- Instructions for the task: Copy each line of the records that contains the word "this".

- Entries from a dataset:
------------------------------------------------------------

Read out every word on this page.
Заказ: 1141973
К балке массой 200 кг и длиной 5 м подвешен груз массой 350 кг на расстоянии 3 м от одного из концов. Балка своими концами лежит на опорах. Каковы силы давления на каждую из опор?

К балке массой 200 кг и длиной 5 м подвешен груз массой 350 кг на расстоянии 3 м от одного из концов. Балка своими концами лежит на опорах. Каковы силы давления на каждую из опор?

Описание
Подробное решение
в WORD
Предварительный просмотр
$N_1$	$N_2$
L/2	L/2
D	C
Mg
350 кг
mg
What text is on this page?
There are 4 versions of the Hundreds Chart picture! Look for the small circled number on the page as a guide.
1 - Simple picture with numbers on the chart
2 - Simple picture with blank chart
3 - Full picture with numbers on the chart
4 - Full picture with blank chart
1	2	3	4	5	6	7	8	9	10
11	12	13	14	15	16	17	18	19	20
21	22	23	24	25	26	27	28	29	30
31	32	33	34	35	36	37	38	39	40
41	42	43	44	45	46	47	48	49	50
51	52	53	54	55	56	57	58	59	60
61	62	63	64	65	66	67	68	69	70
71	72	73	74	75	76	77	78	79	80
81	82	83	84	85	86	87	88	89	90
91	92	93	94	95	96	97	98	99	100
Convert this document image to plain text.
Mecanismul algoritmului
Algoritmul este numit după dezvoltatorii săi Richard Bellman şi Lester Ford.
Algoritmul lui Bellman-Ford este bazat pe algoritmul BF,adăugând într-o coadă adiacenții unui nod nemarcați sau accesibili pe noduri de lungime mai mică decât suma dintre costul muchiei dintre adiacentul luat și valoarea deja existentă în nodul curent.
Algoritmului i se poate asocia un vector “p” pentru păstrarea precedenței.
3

------------------------------------------------------------

- Problem solution:
Read out every word on this page.
What text is on this page?
Convert this document image to plain text.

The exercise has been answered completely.